(SHORT TASK) Copy every entry word for word. Skip the pictures.

-- Start --

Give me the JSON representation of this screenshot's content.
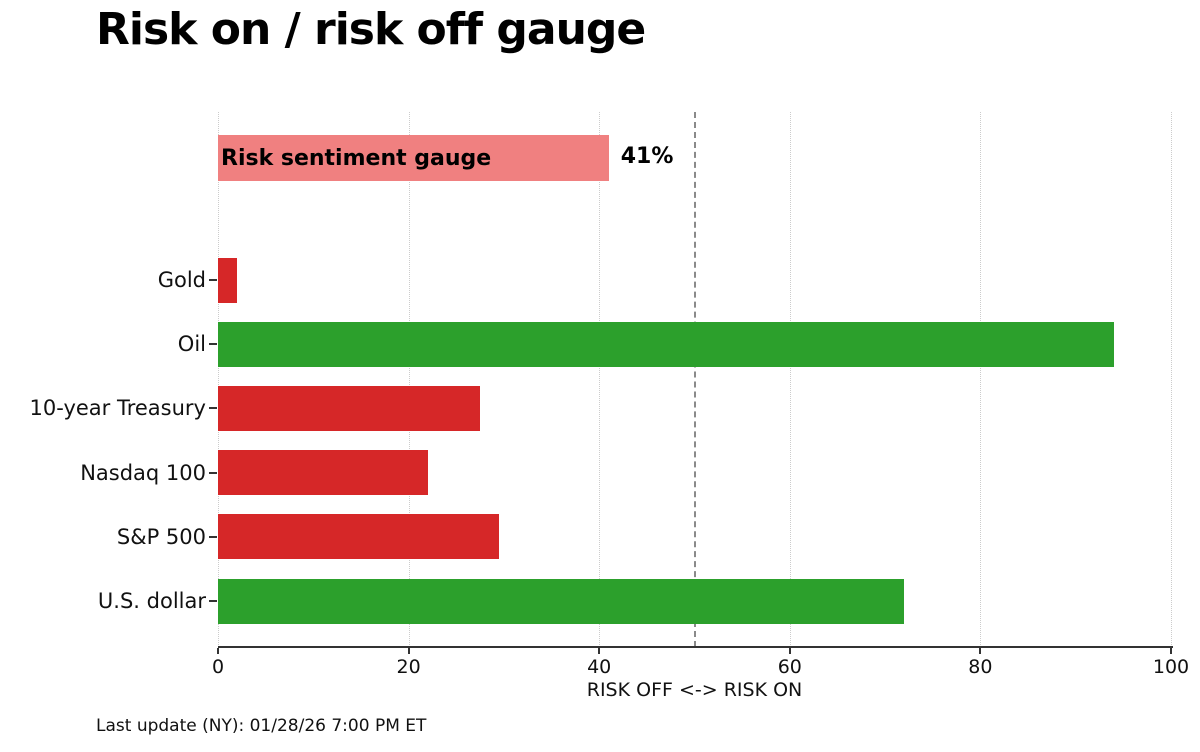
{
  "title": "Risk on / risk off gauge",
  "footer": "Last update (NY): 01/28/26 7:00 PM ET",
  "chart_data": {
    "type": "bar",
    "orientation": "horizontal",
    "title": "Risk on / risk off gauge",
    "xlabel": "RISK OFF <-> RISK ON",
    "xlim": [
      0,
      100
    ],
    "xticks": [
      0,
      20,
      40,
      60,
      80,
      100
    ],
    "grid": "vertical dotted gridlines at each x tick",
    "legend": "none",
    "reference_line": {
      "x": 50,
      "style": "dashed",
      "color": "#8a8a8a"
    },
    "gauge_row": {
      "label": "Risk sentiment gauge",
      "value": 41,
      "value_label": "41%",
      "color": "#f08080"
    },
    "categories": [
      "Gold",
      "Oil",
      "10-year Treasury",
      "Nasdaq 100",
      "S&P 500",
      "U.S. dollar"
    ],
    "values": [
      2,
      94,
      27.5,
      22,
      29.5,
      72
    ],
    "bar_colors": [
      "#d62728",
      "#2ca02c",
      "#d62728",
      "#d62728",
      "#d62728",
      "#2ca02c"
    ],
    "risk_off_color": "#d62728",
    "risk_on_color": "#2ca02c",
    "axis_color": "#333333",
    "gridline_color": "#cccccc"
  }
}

-- End --

(RESULT OF THIS EXERCISE)
Give me the JSON representation of this screenshot's content.
{
  "title": "Risk on / risk off gauge",
  "footer": "Last update (NY): 01/28/26 7:00 PM ET",
  "chart_data": {
    "type": "bar",
    "orientation": "horizontal",
    "title": "Risk on / risk off gauge",
    "xlabel": "RISK OFF <-> RISK ON",
    "xlim": [
      0,
      100
    ],
    "xticks": [
      0,
      20,
      40,
      60,
      80,
      100
    ],
    "grid": "vertical dotted gridlines at each x tick",
    "legend": "none",
    "reference_line": {
      "x": 50,
      "style": "dashed",
      "color": "#8a8a8a"
    },
    "gauge_row": {
      "label": "Risk sentiment gauge",
      "value": 41,
      "value_label": "41%",
      "color": "#f08080"
    },
    "categories": [
      "Gold",
      "Oil",
      "10-year Treasury",
      "Nasdaq 100",
      "S&P 500",
      "U.S. dollar"
    ],
    "values": [
      2,
      94,
      27.5,
      22,
      29.5,
      72
    ],
    "bar_colors": [
      "#d62728",
      "#2ca02c",
      "#d62728",
      "#d62728",
      "#d62728",
      "#2ca02c"
    ],
    "risk_off_color": "#d62728",
    "risk_on_color": "#2ca02c",
    "axis_color": "#333333",
    "gridline_color": "#cccccc"
  }
}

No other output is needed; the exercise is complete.